- **MATERIAL PROVIDED**
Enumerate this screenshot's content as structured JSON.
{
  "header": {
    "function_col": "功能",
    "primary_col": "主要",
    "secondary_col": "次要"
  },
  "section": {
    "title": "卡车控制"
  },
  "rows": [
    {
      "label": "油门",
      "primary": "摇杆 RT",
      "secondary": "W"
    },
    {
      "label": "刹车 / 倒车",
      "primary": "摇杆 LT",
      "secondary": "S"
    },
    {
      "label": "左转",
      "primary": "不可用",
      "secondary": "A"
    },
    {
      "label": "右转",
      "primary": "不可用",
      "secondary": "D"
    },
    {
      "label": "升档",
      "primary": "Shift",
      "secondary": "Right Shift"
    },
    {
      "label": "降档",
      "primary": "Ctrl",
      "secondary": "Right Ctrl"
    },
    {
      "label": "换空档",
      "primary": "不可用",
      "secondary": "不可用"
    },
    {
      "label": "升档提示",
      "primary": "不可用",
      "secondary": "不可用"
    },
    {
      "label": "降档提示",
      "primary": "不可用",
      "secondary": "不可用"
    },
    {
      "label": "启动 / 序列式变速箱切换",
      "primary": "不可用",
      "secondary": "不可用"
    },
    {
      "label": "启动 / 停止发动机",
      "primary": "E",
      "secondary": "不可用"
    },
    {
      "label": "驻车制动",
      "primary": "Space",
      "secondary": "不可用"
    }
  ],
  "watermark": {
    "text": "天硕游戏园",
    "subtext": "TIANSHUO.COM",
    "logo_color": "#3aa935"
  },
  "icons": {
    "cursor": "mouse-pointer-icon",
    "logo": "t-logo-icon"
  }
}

- **YOUR INSTRUCTIONS**
Locate the lines above that hold the word "Right". Show every one of them.

- **REPLY**
      "secondary": "Right Shift"
      "secondary": "Right Ctrl"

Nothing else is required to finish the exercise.